• Set task:
Extract every record, exactly as written, and ignore the pictures.

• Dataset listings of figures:
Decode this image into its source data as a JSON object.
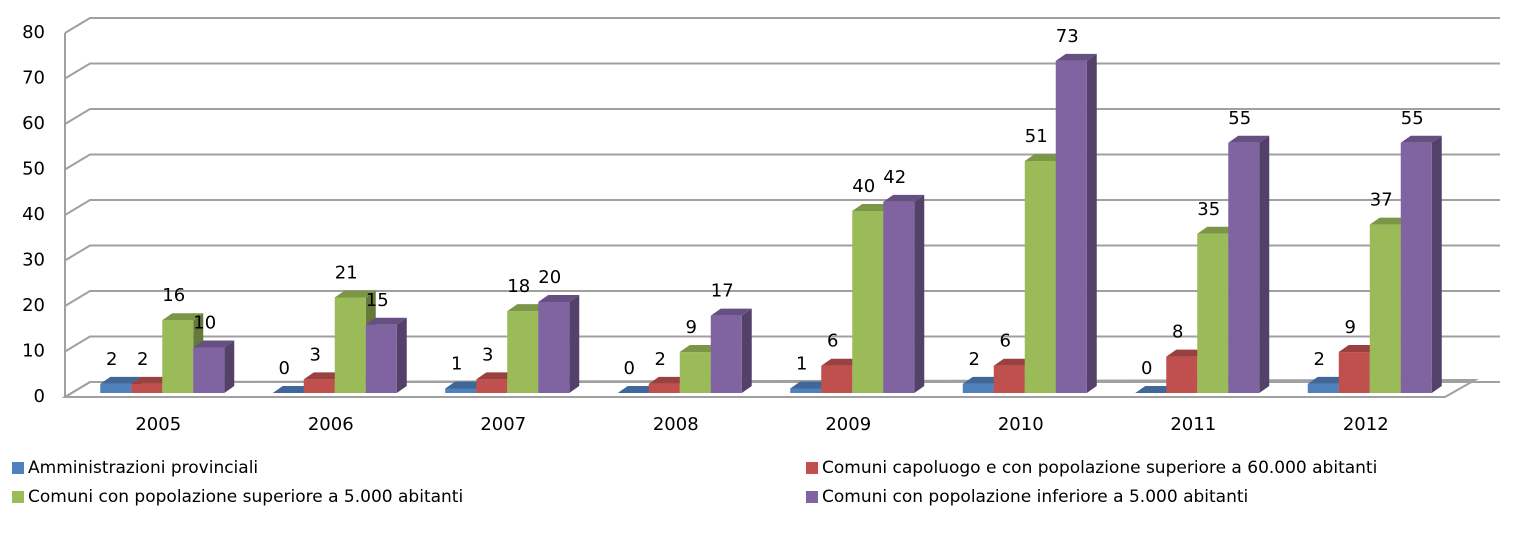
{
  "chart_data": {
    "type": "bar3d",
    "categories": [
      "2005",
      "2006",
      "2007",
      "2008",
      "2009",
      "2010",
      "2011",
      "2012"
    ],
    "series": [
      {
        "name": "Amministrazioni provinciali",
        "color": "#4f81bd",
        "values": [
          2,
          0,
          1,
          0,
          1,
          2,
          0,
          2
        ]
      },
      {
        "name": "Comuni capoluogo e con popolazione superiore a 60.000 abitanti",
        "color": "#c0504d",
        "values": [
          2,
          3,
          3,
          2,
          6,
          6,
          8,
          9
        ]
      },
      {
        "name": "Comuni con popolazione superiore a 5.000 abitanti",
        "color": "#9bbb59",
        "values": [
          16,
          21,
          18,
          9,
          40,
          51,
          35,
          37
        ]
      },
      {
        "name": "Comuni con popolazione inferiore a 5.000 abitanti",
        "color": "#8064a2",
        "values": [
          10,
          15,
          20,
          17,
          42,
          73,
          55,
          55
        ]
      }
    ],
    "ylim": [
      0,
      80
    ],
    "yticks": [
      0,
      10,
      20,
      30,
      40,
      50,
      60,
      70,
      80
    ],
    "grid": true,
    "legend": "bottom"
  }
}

• Written solution:
Decode this image into its source data as a JSON object.
{
  "chart_data": {
    "type": "bar3d",
    "categories": [
      "2005",
      "2006",
      "2007",
      "2008",
      "2009",
      "2010",
      "2011",
      "2012"
    ],
    "series": [
      {
        "name": "Amministrazioni provinciali",
        "color": "#4f81bd",
        "values": [
          2,
          0,
          1,
          0,
          1,
          2,
          0,
          2
        ]
      },
      {
        "name": "Comuni capoluogo e con popolazione superiore a 60.000 abitanti",
        "color": "#c0504d",
        "values": [
          2,
          3,
          3,
          2,
          6,
          6,
          8,
          9
        ]
      },
      {
        "name": "Comuni con popolazione superiore a 5.000 abitanti",
        "color": "#9bbb59",
        "values": [
          16,
          21,
          18,
          9,
          40,
          51,
          35,
          37
        ]
      },
      {
        "name": "Comuni con popolazione inferiore a 5.000 abitanti",
        "color": "#8064a2",
        "values": [
          10,
          15,
          20,
          17,
          42,
          73,
          55,
          55
        ]
      }
    ],
    "ylim": [
      0,
      80
    ],
    "yticks": [
      0,
      10,
      20,
      30,
      40,
      50,
      60,
      70,
      80
    ],
    "grid": true,
    "legend": "bottom"
  }
}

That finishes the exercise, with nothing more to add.